▶ _Written problem_
Indicate only the number of lines in the listing below in which the word "twin" appears.

▶ _Input records_
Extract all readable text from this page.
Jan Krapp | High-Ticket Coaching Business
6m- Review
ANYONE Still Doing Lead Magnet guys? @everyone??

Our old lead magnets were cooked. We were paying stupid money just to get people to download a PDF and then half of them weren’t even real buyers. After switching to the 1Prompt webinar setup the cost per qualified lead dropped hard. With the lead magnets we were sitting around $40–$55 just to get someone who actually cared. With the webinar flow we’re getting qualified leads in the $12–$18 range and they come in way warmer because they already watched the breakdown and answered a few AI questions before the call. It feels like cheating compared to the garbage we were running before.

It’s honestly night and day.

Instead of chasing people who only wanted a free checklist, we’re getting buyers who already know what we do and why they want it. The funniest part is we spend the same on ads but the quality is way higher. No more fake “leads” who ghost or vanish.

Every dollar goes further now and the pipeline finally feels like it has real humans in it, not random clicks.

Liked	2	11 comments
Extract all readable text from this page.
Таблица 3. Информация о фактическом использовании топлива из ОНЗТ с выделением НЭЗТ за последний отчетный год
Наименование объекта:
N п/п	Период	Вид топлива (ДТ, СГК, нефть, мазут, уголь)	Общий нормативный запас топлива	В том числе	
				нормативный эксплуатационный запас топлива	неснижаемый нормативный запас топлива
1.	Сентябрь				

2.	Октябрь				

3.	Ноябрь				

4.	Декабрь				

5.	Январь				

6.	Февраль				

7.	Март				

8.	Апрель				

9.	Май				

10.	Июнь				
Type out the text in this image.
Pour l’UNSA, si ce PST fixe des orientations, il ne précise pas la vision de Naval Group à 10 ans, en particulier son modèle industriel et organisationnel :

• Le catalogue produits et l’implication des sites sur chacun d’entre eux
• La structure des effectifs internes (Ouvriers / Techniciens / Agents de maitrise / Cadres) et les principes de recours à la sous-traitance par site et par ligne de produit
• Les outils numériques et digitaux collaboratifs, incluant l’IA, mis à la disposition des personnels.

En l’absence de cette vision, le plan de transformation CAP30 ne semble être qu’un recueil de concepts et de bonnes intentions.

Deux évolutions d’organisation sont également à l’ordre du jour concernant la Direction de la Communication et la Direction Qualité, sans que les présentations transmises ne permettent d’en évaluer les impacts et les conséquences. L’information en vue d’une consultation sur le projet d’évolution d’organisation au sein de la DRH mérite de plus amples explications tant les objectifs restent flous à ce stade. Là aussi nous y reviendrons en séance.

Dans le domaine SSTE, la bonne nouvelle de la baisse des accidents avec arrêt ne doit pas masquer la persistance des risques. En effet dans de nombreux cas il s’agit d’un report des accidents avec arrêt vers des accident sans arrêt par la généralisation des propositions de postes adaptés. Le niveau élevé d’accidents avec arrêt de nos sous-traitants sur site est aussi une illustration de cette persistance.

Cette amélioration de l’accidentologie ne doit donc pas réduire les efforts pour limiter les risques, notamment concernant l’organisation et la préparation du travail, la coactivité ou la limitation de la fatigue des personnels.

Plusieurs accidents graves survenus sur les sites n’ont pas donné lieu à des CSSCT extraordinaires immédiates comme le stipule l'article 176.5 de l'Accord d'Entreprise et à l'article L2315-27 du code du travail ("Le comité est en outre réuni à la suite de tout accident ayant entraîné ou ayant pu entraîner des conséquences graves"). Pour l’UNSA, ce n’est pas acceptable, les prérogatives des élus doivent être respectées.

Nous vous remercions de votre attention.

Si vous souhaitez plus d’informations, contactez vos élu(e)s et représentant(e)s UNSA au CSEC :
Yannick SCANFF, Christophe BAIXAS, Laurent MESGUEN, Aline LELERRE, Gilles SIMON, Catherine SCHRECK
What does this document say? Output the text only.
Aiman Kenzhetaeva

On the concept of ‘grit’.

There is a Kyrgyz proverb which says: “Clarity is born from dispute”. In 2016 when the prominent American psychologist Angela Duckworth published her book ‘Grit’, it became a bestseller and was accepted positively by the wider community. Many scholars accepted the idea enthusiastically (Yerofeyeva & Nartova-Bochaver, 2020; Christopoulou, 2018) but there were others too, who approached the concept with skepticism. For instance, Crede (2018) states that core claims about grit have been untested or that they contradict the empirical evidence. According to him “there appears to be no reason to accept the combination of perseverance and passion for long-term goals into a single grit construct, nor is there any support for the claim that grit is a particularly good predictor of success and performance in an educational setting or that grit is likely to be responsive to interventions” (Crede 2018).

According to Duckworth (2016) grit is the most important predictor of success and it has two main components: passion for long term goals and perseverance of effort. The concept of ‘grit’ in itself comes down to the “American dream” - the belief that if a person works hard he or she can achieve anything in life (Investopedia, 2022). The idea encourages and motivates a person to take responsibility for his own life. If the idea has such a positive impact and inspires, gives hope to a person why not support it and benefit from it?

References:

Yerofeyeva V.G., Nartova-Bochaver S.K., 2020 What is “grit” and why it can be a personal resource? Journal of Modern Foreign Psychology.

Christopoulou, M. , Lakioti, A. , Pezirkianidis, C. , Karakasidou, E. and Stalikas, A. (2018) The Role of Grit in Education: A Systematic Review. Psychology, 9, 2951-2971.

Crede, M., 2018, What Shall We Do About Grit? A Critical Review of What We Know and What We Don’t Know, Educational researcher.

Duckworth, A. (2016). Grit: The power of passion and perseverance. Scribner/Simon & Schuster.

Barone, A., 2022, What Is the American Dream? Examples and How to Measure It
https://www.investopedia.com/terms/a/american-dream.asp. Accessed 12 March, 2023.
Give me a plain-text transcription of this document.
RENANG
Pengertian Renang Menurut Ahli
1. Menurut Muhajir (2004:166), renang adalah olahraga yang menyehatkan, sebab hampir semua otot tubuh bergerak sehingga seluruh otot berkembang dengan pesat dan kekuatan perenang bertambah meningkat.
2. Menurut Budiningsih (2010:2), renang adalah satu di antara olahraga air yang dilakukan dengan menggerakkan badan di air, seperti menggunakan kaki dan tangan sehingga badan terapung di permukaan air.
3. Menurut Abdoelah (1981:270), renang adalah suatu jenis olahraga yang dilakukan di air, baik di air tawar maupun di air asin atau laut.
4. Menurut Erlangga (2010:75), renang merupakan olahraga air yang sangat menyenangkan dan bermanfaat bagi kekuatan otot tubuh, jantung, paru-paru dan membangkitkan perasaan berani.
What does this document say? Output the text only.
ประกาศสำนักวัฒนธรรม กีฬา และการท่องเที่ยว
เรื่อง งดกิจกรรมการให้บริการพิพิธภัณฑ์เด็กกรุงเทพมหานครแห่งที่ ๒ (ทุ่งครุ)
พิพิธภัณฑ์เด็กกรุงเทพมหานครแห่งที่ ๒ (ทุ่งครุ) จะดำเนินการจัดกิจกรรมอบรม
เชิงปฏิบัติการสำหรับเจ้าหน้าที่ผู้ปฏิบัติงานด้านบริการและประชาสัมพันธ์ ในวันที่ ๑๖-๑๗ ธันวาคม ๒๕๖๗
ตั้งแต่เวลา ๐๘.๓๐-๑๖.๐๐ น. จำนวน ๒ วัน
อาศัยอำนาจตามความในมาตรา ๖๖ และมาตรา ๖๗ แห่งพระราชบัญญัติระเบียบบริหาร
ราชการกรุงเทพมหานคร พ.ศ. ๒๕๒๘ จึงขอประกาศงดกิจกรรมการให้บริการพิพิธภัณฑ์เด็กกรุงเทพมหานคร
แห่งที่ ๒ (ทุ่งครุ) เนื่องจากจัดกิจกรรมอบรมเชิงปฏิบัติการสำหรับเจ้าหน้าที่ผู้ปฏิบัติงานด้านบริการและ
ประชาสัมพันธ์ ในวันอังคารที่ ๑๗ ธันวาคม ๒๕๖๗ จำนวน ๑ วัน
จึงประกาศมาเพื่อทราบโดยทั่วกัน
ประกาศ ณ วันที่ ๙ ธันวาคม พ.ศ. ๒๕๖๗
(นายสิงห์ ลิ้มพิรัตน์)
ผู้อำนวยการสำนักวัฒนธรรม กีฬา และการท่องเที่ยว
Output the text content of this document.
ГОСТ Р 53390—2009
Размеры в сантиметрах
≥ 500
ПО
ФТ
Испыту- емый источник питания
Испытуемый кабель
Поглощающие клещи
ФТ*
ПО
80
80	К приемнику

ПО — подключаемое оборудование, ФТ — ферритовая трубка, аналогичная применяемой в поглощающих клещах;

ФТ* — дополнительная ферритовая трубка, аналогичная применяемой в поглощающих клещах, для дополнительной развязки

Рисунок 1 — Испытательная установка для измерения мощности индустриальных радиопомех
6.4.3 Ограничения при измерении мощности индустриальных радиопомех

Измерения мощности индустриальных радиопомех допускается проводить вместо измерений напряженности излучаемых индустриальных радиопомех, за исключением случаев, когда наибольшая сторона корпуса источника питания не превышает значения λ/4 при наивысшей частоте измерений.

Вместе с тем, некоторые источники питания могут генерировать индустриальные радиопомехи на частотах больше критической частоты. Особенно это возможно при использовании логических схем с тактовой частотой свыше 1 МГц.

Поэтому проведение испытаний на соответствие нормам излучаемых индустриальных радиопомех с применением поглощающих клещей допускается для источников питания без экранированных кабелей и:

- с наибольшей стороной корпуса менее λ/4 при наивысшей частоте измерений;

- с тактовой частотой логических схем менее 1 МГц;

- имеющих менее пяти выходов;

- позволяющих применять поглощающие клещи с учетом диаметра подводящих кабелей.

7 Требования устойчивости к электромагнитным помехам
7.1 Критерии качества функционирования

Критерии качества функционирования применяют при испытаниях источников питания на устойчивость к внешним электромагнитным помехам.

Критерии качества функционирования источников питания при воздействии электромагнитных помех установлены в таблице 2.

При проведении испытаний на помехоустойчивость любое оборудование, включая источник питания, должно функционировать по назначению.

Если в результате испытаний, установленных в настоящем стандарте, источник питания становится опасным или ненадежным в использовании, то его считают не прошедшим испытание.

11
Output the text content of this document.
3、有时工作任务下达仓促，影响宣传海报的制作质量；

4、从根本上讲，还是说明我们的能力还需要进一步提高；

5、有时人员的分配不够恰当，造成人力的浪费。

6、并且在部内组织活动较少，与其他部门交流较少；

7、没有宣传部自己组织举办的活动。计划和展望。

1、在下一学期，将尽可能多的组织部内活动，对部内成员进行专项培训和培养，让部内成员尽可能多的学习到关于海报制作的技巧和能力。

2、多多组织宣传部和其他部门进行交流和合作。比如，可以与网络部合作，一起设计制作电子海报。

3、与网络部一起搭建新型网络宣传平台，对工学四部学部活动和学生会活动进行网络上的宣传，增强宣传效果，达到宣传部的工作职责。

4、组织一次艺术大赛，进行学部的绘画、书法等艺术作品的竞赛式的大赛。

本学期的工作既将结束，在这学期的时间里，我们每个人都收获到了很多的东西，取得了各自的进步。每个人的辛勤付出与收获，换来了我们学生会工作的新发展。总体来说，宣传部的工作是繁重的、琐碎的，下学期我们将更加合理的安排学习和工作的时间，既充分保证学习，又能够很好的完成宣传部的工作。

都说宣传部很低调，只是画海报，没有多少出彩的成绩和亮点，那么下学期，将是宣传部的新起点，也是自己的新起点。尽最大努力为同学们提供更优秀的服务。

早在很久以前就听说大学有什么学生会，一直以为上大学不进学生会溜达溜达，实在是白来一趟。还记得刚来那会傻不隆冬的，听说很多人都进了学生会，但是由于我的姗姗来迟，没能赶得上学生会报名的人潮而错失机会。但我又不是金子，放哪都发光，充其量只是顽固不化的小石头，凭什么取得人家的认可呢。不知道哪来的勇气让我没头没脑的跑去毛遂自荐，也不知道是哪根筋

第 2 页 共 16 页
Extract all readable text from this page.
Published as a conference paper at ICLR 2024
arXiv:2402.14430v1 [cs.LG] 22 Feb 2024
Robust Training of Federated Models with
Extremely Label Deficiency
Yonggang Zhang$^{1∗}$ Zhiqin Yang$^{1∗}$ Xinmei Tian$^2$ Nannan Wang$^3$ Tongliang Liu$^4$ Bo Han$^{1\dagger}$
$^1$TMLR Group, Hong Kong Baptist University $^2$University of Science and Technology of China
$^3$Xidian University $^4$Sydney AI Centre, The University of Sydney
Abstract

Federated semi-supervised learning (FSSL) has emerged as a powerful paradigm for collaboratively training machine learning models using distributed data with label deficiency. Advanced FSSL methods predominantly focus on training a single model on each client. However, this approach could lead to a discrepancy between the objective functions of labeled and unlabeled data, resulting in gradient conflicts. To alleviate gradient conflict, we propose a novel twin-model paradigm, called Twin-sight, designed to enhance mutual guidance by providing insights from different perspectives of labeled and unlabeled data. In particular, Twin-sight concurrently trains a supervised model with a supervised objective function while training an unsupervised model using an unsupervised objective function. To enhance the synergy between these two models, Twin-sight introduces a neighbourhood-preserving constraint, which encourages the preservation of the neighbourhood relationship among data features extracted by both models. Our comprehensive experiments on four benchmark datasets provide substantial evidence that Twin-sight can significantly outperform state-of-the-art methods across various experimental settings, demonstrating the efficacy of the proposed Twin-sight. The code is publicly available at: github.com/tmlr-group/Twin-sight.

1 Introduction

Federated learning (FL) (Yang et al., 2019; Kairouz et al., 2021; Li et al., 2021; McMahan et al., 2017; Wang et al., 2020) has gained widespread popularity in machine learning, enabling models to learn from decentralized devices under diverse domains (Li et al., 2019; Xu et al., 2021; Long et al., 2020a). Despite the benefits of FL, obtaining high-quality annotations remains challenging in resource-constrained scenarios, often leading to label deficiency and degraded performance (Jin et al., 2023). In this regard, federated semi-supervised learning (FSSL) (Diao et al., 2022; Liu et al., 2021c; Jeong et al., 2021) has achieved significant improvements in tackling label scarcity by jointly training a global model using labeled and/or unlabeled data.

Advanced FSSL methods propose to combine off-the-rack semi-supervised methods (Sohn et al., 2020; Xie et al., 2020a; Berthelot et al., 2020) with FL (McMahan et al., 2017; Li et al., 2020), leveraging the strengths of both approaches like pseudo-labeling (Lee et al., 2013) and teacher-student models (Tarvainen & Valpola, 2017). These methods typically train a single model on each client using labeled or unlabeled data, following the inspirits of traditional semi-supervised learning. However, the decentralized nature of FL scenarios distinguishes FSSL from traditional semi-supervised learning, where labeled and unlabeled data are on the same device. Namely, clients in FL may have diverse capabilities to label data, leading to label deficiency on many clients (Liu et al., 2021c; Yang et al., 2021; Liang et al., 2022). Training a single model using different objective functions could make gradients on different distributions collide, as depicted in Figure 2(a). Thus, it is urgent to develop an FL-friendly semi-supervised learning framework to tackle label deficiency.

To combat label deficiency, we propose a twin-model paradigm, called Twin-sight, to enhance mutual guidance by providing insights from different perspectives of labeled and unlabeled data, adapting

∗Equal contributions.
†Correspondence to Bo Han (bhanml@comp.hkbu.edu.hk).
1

▶ _Exercise solution_
2